◆ **Written exercise**: An exact copy of the records is required, minus the pictures they hold.

◆ **Exercise input**:
▬▬▬
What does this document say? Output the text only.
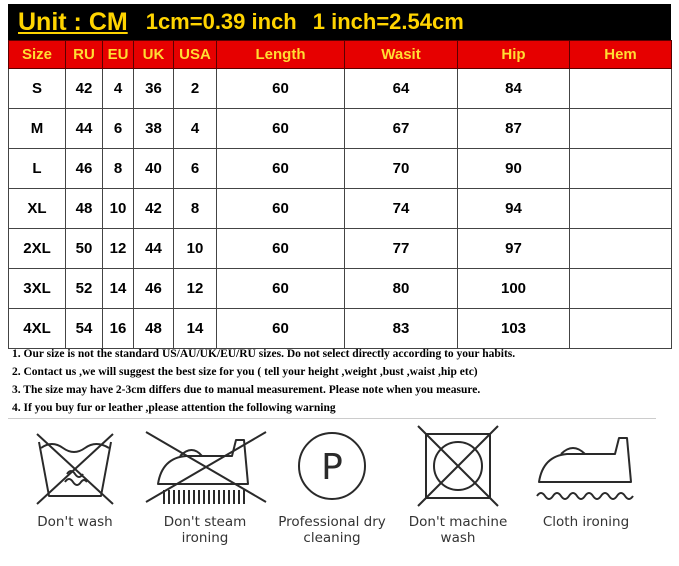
Unit : CM 1cm=0.39 inch 1 inch=2.54cm
Size	RU	EU	UK	USA	Length	Wasit	Hip	Hem
S	42	4	36	2	60	64	84	
M	44	6	38	4	60	67	87	
L	46	8	40	6	60	70	90	
XL	48	10	42	8	60	74	94	
2XL	50	12	44	10	60	77	97	
3XL	52	14	46	12	60	80	100	
4XL	54	16	48	14	60	83	103	
1. Our size is not the standard US/AU/UK/EU/RU sizes. Do not select directly according to your habits.
2. Contact us ,we will suggest the best size for you ( tell your height ,weight ,bust ,waist ,hip etc)
3. The size may have 2-3cm differs due to manual measurement. Please note when you measure.
4. If you buy fur or leather ,please attention the following warning
Don't wash	Don't steam ironing
P
Professional dry cleaning
Don't machine wash
Cloth ironing
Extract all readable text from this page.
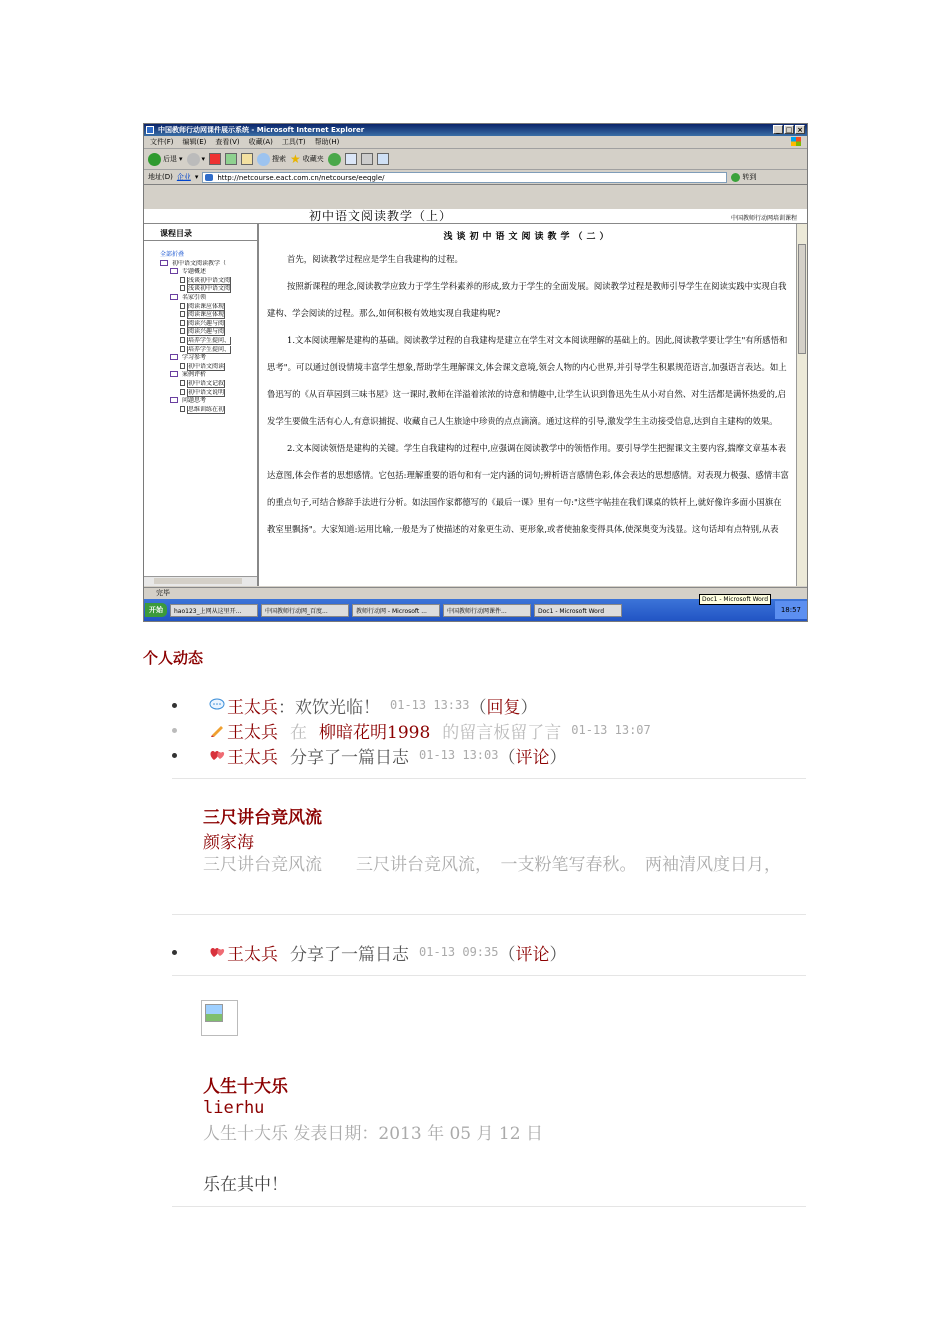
中国教师行动网课件展示系统 - Microsoft Internet Explorer	_ □ ×
文件(F) 编辑(E) 查看(V) 收藏(A) 工具(T) 帮助(H)
后退 ▾	▾	搜索 ★ 收藏夹
地址(D) 企业 ▾	http://netcourse.eact.com.cn/netcourse/eeqgle/	转到
初中语文阅读教学（上）	中国教师行动网培训课程
课程目录
全部折叠
初中语文阅读教学（
专题概述
浅谈初中语文阅
浅谈初中语文阅
名家引领
阅读课应体现
阅读课应体现
阅读兴趣与阅
阅读兴趣与阅
培养学生提问、
培养学生提问、
学习参考
初中语文阅读
案例评析
初中语文记叙
初中语文说明
问题思考
思维训练在初
浅谈初中语文阅读教学（二）

首先，阅读教学过程应是学生自我建构的过程。

按照新课程的理念,阅读教学应致力于学生学科素养的形成,致力于学生的全面发展。阅读教学过程是教师引导学生在阅读实践中实现自我建构、学会阅读的过程。那么,如何积极有效地实现自我建构呢?

1.文本阅读理解是建构的基础。阅读教学过程的自我建构是建立在学生对文本阅读理解的基础上的。因此,阅读教学要让学生"有所感悟和思考"。可以通过创设情境丰富学生想象,帮助学生理解课文,体会课文意境,领会人物的内心世界,并引导学生积累规范语言,加强语言表达。如上鲁迅写的《从百草园到三味书屋》这一课时,教师在洋溢着浓浓的诗意和情趣中,让学生认识到鲁迅先生从小对自然、对生活都是满怀热爱的,启发学生要做生活有心人,有意识捕捉、收藏自己人生旅途中珍贵的点点滴滴。通过这样的引导,激发学生主动接受信息,达到自主建构的效果。

2.文本阅读领悟是建构的关键。学生自我建构的过程中,应强调在阅读教学中的领悟作用。要引导学生把握课文主要内容,揣摩文章基本表达意图,体会作者的思想感情。它包括:理解重要的语句和有一定内涵的词句;辨析语言感情色彩,体会表达的思想感情。对表现力极强、感情丰富的重点句子,可结合修辞手法进行分析。如法国作家都德写的《最后一课》里有一句:"这些字帖挂在我们课桌的铁杆上,就好像许多面小国旗在教室里飘扬"。大家知道:运用比喻,一般是为了使描述的对象更生动、更形象,或者使抽象变得具体,使深奥变为浅显。这句话却有点特别,从表

完毕
开始	hao123_上网从这里开...	中国教师行动网_百度...	教师行动网 - Microsoft ...	中国教师行动网课件...	Doc1 - Microsoft Word	18:57
Doc1 - Microsoft Word
个人动态
王太兵 ：欢饮光临！ 01-13 13:33 （ 回复 ）
王太兵 在 柳暗花明1998 的留言板留了言 01-13 13:07
王太兵 分享了一篇日志 01-13 13:03 （ 评论 ）
三尺讲台竞风流
颜家海
三尺讲台竞风流　　三尺讲台竞风流，　一支粉笔写春秋。　两袖清风度日月，
王太兵 分享了一篇日志 01-13 09:35 （ 评论 ）
人生十大乐
lierhu
人生十大乐 发表日期：2013 年 05 月 12 日
乐在其中！
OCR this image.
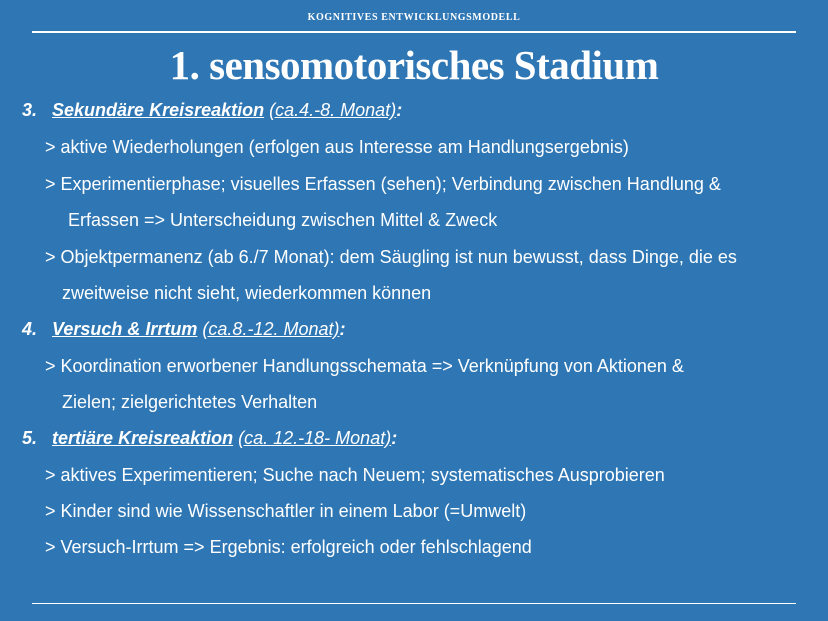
KOGNITIVES ENTWICKLUNGSMODELL
1. sensomotorisches Stadium
3. Sekundäre Kreisreaktion (ca.4.-8. Monat):
> aktive Wiederholungen (erfolgen aus Interesse am Handlungsergebnis)
> Experimentierphase; visuelles Erfassen (sehen); Verbindung zwischen Handlung &
Erfassen => Unterscheidung zwischen Mittel & Zweck
> Objektpermanenz (ab 6./7 Monat): dem Säugling ist nun bewusst, dass Dinge, die es
zweitweise nicht sieht, wiederkommen können
4. Versuch & Irrtum (ca.8.-12. Monat):
> Koordination erworbener Handlungsschemata => Verknüpfung von Aktionen &
Zielen; zielgerichtetes Verhalten
5. tertiäre Kreisreaktion (ca. 12.-18- Monat):
> aktives Experimentieren; Suche nach Neuem; systematisches Ausprobieren
> Kinder sind wie Wissenschaftler in einem Labor (=Umwelt)
> Versuch-Irrtum => Ergebnis: erfolgreich oder fehlschlagend
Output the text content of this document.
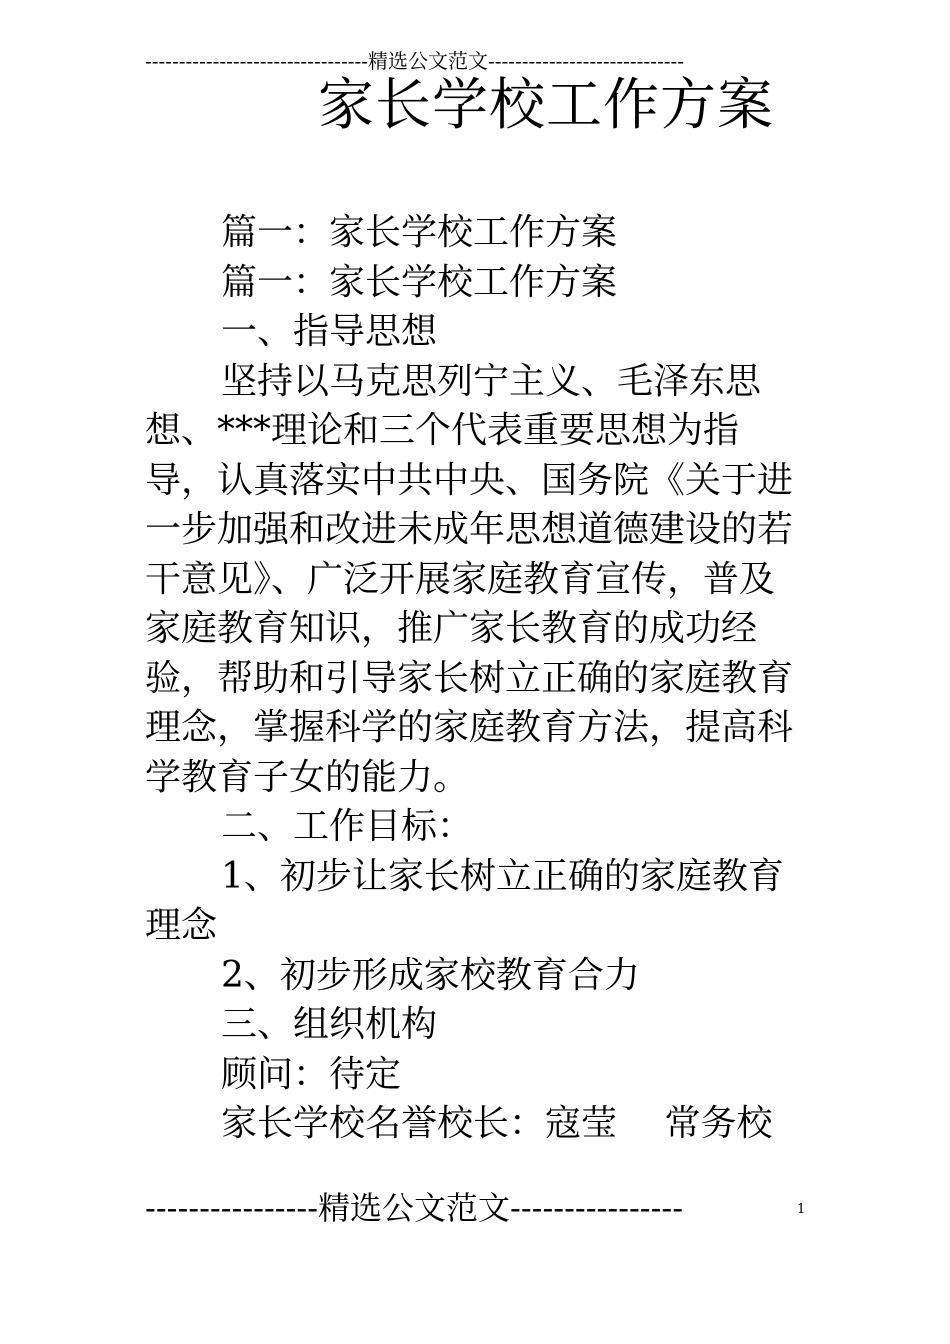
---------------------------------精选公文范文-----------------------------
家长学校工作方案

篇一：家长学校工作方案

篇一：家长学校工作方案

一、指导思想

坚持以马克思列宁主义、毛泽东思想、***理论和三个代表重要思想为指导，认真落实中共中央、国务院《关于进一步加强和改进未成年思想道德建设的若干意见》、广泛开展家庭教育宣传，普及家庭教育知识，推广家长教育的成功经验，帮助和引导家长树立正确的家庭教育理念，掌握科学的家庭教育方法，提高科学教育子女的能力。

二、工作目标：

1、初步让家长树立正确的家庭教育理念

2、初步形成家校教育合力

三、组织机构

顾问：待定

家长学校名誉校长：寇莹　 常务校

----------------精选公文范文----------------	1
▬▬▬
◆ **Response**:
What does this document say? Output the text only.
Unit : CM 1cm=0.39 inch 1 inch=2.54cm
Size	RU	EU	UK	USA	Length	Wasit	Hip	Hem
S	42	4	36	2	60	64	84	
M	44	6	38	4	60	67	87	
L	46	8	40	6	60	70	90	
XL	48	10	42	8	60	74	94	
2XL	50	12	44	10	60	77	97	
3XL	52	14	46	12	60	80	100	
4XL	54	16	48	14	60	83	103	
1. Our size is not the standard US/AU/UK/EU/RU sizes. Do not select directly according to your habits.
2. Contact us ,we will suggest the best size for you ( tell your height ,weight ,bust ,waist ,hip etc)
3. The size may have 2-3cm differs due to manual measurement. Please note when you measure.
4. If you buy fur or leather ,please attention the following warning
Don't wash	Don't steam ironing
P
Professional dry cleaning
Don't machine wash
Cloth ironing
Extract all readable text from this page.
中国教师行动网课件展示系统 - Microsoft Internet Explorer	_ □ ×
文件(F) 编辑(E) 查看(V) 收藏(A) 工具(T) 帮助(H)
后退 ▾	▾	搜索 ★ 收藏夹
地址(D) 企业 ▾	http://netcourse.eact.com.cn/netcourse/eeqgle/	转到
初中语文阅读教学（上）	中国教师行动网培训课程
课程目录
全部折叠
初中语文阅读教学（
专题概述
浅谈初中语文阅
浅谈初中语文阅
名家引领
阅读课应体现
阅读课应体现
阅读兴趣与阅
阅读兴趣与阅
培养学生提问、
培养学生提问、
学习参考
初中语文阅读
案例评析
初中语文记叙
初中语文说明
问题思考
思维训练在初
浅谈初中语文阅读教学（二）

首先，阅读教学过程应是学生自我建构的过程。

按照新课程的理念,阅读教学应致力于学生学科素养的形成,致力于学生的全面发展。阅读教学过程是教师引导学生在阅读实践中实现自我建构、学会阅读的过程。那么,如何积极有效地实现自我建构呢?

1.文本阅读理解是建构的基础。阅读教学过程的自我建构是建立在学生对文本阅读理解的基础上的。因此,阅读教学要让学生"有所感悟和思考"。可以通过创设情境丰富学生想象,帮助学生理解课文,体会课文意境,领会人物的内心世界,并引导学生积累规范语言,加强语言表达。如上鲁迅写的《从百草园到三味书屋》这一课时,教师在洋溢着浓浓的诗意和情趣中,让学生认识到鲁迅先生从小对自然、对生活都是满怀热爱的,启发学生要做生活有心人,有意识捕捉、收藏自己人生旅途中珍贵的点点滴滴。通过这样的引导,激发学生主动接受信息,达到自主建构的效果。

2.文本阅读领悟是建构的关键。学生自我建构的过程中,应强调在阅读教学中的领悟作用。要引导学生把握课文主要内容,揣摩文章基本表达意图,体会作者的思想感情。它包括:理解重要的语句和有一定内涵的词句;辨析语言感情色彩,体会表达的思想感情。对表现力极强、感情丰富的重点句子,可结合修辞手法进行分析。如法国作家都德写的《最后一课》里有一句:"这些字帖挂在我们课桌的铁杆上,就好像许多面小国旗在教室里飘扬"。大家知道:运用比喻,一般是为了使描述的对象更生动、更形象,或者使抽象变得具体,使深奥变为浅显。这句话却有点特别,从表

完毕
开始	hao123_上网从这里开...	中国教师行动网_百度...	教师行动网 - Microsoft ...	中国教师行动网课件...	Doc1 - Microsoft Word	18:57
Doc1 - Microsoft Word
个人动态
王太兵 ：欢饮光临！ 01-13 13:33 （ 回复 ）
王太兵 在 柳暗花明1998 的留言板留了言 01-13 13:07
王太兵 分享了一篇日志 01-13 13:03 （ 评论 ）
三尺讲台竞风流
颜家海
三尺讲台竞风流　　三尺讲台竞风流，　一支粉笔写春秋。　两袖清风度日月，
王太兵 分享了一篇日志 01-13 09:35 （ 评论 ）
人生十大乐
lierhu
人生十大乐 发表日期：2013 年 05 月 12 日
乐在其中！
OCR this image.
KOGNITIVES ENTWICKLUNGSMODELL
1. sensomotorisches Stadium
3. Sekundäre Kreisreaktion (ca.4.-8. Monat):
> aktive Wiederholungen (erfolgen aus Interesse am Handlungsergebnis)
> Experimentierphase; visuelles Erfassen (sehen); Verbindung zwischen Handlung &
Erfassen => Unterscheidung zwischen Mittel & Zweck
> Objektpermanenz (ab 6./7 Monat): dem Säugling ist nun bewusst, dass Dinge, die es
zweitweise nicht sieht, wiederkommen können
4. Versuch & Irrtum (ca.8.-12. Monat):
> Koordination erworbener Handlungsschemata => Verknüpfung von Aktionen &
Zielen; zielgerichtetes Verhalten
5. tertiäre Kreisreaktion (ca. 12.-18- Monat):
> aktives Experimentieren; Suche nach Neuem; systematisches Ausprobieren
> Kinder sind wie Wissenschaftler in einem Labor (=Umwelt)
> Versuch-Irrtum => Ergebnis: erfolgreich oder fehlschlagend
Output the text content of this document.
---------------------------------精选公文范文-----------------------------
家长学校工作方案

篇一：家长学校工作方案

篇一：家长学校工作方案

一、指导思想

坚持以马克思列宁主义、毛泽东思想、***理论和三个代表重要思想为指导，认真落实中共中央、国务院《关于进一步加强和改进未成年思想道德建设的若干意见》、广泛开展家庭教育宣传，普及家庭教育知识，推广家长教育的成功经验，帮助和引导家长树立正确的家庭教育理念，掌握科学的家庭教育方法，提高科学教育子女的能力。

二、工作目标：

1、初步让家长树立正确的家庭教育理念

2、初步形成家校教育合力

三、组织机构

顾问：待定

家长学校名誉校长：寇莹　 常务校

----------------精选公文范文----------------	1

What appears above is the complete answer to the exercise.